**Prompt**:
Extract every line of the material that holds the string "this".

**Material for the task**:
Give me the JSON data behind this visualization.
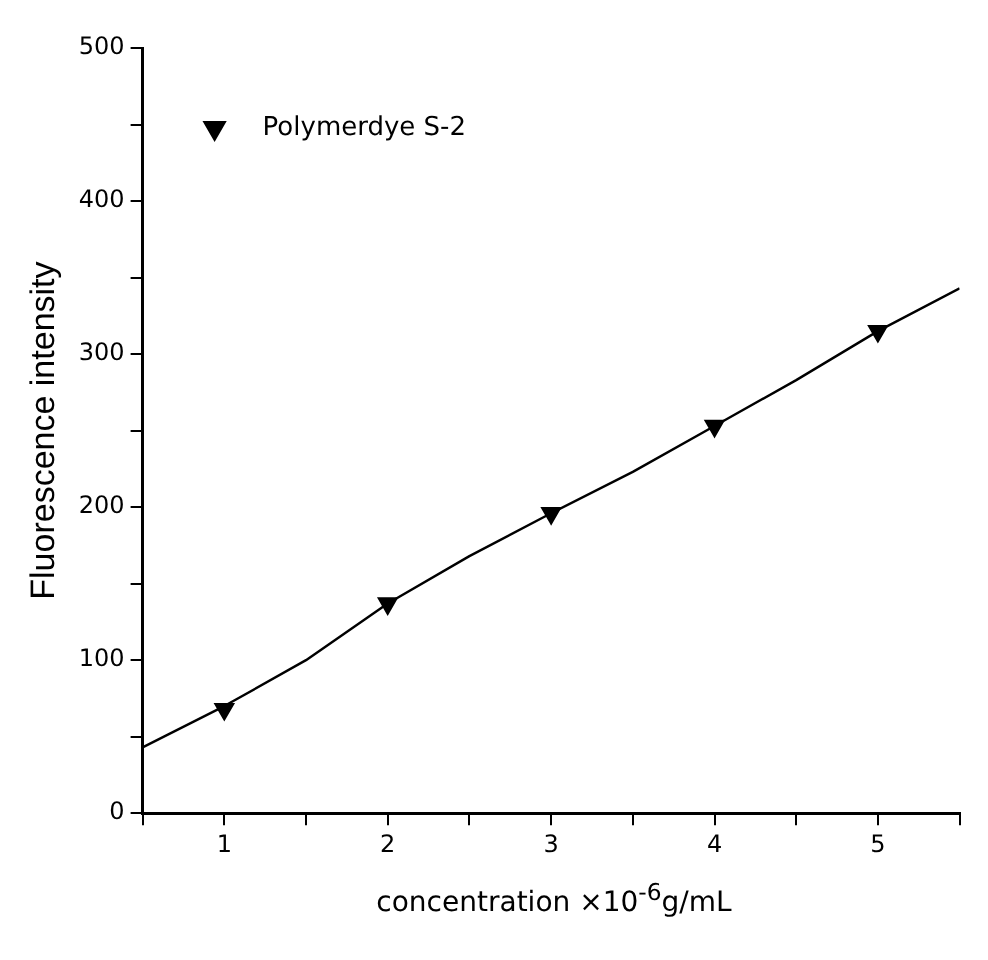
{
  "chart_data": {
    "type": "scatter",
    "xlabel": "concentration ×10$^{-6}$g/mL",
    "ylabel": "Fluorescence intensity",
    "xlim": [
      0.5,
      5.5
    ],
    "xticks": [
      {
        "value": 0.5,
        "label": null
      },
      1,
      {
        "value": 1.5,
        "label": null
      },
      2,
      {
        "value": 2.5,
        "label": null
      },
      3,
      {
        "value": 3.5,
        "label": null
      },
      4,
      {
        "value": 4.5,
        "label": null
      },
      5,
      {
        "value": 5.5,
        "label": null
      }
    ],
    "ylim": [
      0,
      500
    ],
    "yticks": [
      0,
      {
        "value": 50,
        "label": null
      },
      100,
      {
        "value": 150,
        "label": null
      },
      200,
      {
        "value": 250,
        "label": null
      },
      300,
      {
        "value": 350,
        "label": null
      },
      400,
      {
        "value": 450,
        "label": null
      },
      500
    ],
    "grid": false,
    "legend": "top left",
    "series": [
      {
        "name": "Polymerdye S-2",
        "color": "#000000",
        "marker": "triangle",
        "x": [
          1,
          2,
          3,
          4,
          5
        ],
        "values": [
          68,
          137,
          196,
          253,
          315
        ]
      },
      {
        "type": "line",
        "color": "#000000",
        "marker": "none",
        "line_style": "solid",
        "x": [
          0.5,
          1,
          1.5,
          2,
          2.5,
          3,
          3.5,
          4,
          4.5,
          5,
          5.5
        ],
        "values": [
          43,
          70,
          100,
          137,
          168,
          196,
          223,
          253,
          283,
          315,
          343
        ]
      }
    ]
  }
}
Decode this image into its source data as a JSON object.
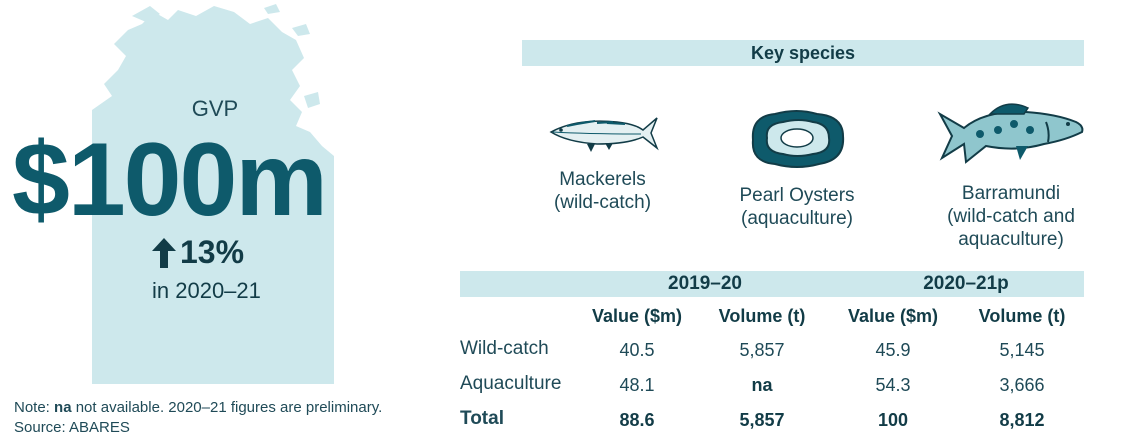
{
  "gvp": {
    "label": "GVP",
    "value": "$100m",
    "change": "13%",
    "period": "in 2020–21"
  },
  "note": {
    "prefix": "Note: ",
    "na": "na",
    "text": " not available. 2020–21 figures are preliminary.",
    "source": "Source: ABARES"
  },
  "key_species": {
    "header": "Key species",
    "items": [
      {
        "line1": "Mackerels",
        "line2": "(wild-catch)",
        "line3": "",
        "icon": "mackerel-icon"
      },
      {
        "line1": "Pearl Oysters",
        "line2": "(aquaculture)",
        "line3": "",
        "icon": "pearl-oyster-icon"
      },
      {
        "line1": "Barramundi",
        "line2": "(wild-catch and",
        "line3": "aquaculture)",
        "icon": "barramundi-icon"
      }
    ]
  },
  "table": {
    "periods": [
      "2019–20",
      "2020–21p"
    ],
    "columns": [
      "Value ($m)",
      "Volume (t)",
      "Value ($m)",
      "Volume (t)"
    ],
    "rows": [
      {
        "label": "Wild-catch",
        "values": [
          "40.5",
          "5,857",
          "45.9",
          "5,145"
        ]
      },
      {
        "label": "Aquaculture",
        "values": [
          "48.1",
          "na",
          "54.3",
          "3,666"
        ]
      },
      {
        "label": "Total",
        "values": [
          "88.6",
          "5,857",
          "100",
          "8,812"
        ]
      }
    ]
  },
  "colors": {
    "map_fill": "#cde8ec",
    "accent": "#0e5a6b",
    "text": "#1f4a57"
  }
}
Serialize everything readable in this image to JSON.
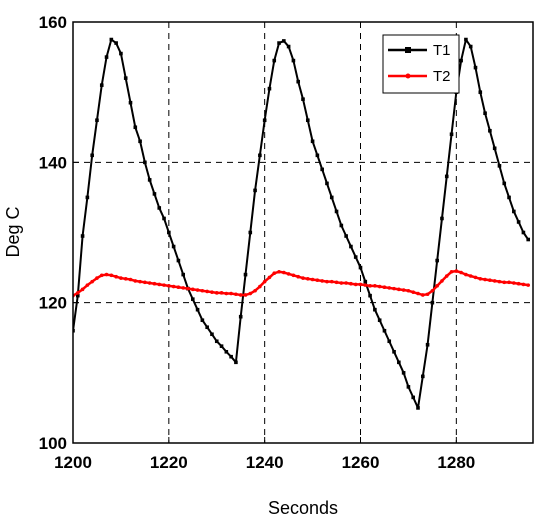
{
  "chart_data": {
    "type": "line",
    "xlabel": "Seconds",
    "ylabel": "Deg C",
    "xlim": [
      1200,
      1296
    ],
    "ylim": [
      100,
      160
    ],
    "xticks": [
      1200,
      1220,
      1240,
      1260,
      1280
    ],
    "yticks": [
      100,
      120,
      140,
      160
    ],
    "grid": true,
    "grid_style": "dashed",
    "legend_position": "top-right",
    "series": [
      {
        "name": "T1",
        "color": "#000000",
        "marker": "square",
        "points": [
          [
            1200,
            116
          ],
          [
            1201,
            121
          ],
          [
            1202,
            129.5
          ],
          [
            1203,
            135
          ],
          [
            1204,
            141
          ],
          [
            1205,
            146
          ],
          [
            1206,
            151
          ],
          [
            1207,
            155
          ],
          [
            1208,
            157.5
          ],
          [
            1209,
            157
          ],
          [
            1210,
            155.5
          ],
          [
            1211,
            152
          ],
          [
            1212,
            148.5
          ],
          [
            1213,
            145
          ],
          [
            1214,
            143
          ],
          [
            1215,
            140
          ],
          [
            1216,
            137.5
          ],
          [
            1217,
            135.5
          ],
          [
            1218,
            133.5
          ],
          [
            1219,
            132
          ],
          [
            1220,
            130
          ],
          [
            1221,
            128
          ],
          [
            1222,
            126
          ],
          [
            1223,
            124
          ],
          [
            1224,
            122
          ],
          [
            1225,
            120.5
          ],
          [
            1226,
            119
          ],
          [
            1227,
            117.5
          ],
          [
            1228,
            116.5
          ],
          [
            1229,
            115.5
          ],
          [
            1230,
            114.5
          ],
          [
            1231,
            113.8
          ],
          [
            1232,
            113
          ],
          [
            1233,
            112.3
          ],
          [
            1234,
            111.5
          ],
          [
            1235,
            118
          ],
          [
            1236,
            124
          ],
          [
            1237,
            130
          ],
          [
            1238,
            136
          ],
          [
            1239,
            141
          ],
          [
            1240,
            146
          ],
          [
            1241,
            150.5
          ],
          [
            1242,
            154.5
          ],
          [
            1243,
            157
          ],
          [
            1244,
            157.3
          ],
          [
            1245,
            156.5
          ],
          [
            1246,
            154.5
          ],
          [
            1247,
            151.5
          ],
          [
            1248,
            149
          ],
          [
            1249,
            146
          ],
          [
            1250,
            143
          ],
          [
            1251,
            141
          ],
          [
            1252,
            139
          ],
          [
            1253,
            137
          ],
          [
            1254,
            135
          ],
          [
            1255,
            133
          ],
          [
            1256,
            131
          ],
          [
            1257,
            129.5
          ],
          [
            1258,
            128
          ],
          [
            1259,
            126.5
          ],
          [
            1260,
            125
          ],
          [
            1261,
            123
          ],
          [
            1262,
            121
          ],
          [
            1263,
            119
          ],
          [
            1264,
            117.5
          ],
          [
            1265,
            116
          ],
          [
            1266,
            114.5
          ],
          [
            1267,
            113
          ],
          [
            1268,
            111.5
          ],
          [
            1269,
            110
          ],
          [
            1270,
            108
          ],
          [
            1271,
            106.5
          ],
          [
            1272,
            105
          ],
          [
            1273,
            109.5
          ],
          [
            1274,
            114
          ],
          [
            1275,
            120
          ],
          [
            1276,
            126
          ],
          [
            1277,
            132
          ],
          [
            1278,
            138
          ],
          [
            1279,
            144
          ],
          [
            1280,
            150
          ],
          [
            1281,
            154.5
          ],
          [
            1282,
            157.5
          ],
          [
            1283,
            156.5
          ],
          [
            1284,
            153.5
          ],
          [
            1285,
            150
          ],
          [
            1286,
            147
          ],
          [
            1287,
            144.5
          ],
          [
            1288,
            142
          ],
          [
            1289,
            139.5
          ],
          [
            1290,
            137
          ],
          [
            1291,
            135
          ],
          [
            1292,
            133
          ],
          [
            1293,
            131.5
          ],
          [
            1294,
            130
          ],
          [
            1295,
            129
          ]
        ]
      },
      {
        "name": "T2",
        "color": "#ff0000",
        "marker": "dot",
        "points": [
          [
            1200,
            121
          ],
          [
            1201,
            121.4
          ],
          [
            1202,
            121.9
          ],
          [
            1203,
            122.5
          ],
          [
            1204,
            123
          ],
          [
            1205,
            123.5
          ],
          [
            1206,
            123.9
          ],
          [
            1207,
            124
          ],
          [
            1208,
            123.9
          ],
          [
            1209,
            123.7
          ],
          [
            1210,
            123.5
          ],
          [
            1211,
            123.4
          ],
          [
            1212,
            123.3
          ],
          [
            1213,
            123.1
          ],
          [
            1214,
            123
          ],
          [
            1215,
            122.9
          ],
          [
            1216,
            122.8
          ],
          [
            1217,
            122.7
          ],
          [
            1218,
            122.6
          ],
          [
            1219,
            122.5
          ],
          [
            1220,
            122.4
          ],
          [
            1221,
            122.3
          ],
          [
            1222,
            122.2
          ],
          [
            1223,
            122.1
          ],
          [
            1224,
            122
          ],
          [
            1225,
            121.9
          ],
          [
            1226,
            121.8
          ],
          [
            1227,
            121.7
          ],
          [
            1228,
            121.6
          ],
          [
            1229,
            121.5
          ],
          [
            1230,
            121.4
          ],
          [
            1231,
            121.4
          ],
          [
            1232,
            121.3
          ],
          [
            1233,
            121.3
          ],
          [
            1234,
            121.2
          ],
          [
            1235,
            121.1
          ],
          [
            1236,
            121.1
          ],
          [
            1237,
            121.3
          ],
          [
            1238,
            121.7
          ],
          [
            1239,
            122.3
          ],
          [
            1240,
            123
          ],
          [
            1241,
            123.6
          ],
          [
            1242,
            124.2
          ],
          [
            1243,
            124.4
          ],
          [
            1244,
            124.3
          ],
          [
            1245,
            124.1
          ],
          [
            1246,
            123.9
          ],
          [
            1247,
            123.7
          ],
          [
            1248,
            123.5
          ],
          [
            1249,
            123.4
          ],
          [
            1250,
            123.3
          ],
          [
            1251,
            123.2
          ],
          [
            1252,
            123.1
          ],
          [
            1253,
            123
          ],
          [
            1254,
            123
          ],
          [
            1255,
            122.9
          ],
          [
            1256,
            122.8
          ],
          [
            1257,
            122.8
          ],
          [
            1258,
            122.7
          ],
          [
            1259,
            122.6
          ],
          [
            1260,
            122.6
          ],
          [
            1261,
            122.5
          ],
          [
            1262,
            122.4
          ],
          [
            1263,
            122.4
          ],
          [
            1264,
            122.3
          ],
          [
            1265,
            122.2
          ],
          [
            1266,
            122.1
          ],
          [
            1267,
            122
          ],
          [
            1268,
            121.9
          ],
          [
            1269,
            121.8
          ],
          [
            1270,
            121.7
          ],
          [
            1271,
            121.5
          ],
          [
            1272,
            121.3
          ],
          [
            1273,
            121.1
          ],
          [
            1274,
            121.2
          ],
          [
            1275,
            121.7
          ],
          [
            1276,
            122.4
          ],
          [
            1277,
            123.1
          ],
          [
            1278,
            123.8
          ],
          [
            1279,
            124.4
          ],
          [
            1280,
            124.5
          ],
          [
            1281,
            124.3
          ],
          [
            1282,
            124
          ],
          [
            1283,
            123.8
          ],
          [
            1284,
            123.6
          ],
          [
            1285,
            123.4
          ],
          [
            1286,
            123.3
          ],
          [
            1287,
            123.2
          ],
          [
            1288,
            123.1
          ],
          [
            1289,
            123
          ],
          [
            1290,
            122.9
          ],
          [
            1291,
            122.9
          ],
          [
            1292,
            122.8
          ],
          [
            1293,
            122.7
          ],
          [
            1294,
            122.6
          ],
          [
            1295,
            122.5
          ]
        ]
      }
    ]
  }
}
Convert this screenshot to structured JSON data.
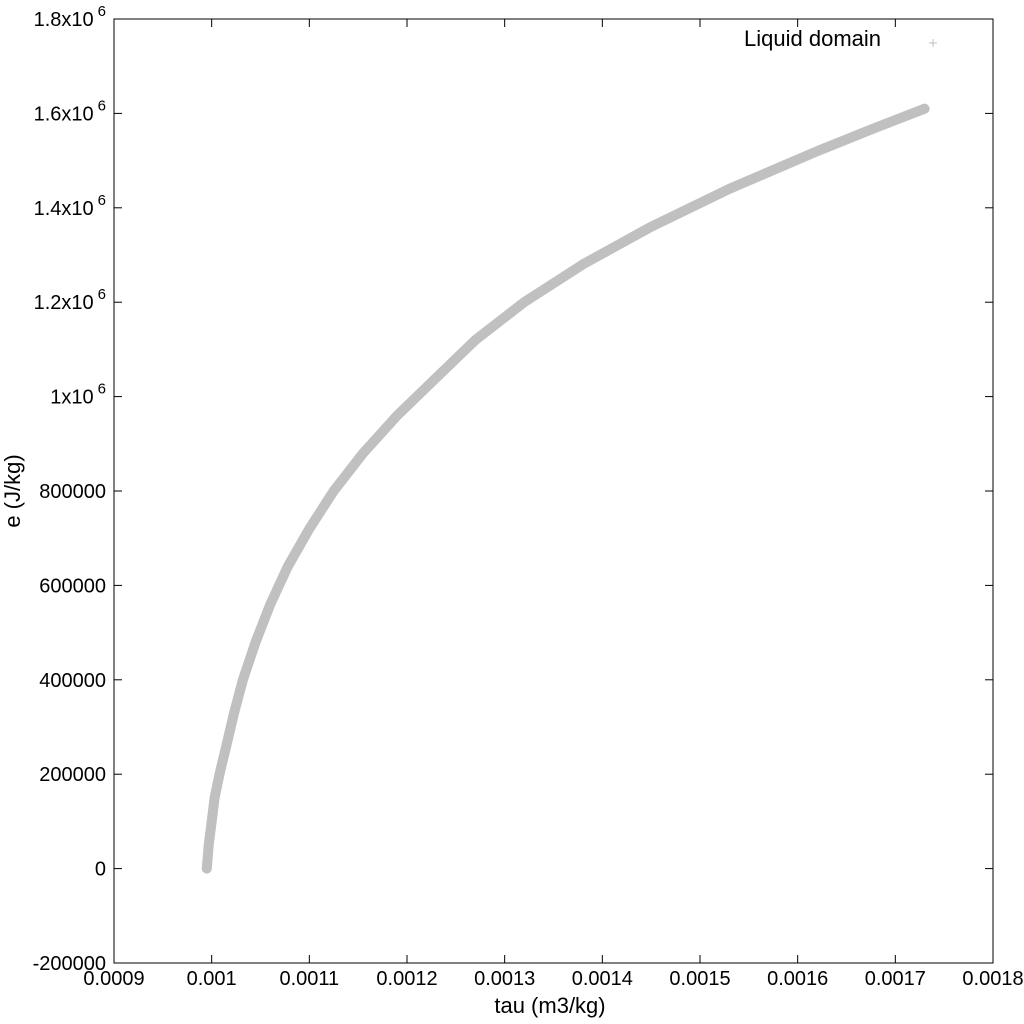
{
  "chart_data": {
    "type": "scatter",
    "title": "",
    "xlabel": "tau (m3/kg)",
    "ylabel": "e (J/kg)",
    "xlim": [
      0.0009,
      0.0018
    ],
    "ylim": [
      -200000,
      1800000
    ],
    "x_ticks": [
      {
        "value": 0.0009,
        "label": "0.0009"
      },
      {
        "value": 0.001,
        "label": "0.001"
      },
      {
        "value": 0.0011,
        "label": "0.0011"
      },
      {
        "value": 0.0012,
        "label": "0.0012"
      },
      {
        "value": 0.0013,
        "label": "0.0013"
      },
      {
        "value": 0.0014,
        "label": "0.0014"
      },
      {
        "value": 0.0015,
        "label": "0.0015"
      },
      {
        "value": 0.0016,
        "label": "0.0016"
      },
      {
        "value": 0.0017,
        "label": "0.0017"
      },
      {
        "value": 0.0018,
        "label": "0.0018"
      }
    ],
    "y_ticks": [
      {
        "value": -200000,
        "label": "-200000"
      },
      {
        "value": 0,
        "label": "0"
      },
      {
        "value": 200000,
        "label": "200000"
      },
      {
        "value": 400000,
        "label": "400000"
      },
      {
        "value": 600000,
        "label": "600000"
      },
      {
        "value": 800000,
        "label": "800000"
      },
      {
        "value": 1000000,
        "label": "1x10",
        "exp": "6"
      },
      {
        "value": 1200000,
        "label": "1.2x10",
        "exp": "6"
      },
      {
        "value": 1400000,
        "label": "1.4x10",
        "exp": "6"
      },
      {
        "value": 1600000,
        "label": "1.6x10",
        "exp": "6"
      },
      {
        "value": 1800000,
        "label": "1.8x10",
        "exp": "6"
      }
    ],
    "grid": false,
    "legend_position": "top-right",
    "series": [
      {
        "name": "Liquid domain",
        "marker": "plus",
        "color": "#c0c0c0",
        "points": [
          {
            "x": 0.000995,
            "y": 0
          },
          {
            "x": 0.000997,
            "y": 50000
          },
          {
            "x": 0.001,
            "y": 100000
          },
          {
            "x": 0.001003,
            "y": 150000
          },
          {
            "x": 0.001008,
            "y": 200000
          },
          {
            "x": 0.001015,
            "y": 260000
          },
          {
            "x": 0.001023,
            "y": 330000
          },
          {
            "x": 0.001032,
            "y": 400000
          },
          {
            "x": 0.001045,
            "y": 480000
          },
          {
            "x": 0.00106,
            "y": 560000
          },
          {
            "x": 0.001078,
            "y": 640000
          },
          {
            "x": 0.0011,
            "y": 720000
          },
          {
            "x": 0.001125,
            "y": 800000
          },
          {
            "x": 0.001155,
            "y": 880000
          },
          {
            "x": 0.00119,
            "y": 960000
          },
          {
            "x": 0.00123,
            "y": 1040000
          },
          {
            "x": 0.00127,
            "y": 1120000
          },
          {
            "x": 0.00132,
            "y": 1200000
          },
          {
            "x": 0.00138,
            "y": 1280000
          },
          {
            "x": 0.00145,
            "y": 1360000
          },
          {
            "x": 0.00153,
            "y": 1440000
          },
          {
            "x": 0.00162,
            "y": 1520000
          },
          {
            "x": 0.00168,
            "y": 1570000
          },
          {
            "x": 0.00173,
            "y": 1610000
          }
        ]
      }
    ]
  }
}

**The response**:
Give me the JSON data behind this visualization.
Decode this image into its source data as a JSON object.
Serialize everything readable in this image to JSON.
Convert this screenshot to structured JSON data.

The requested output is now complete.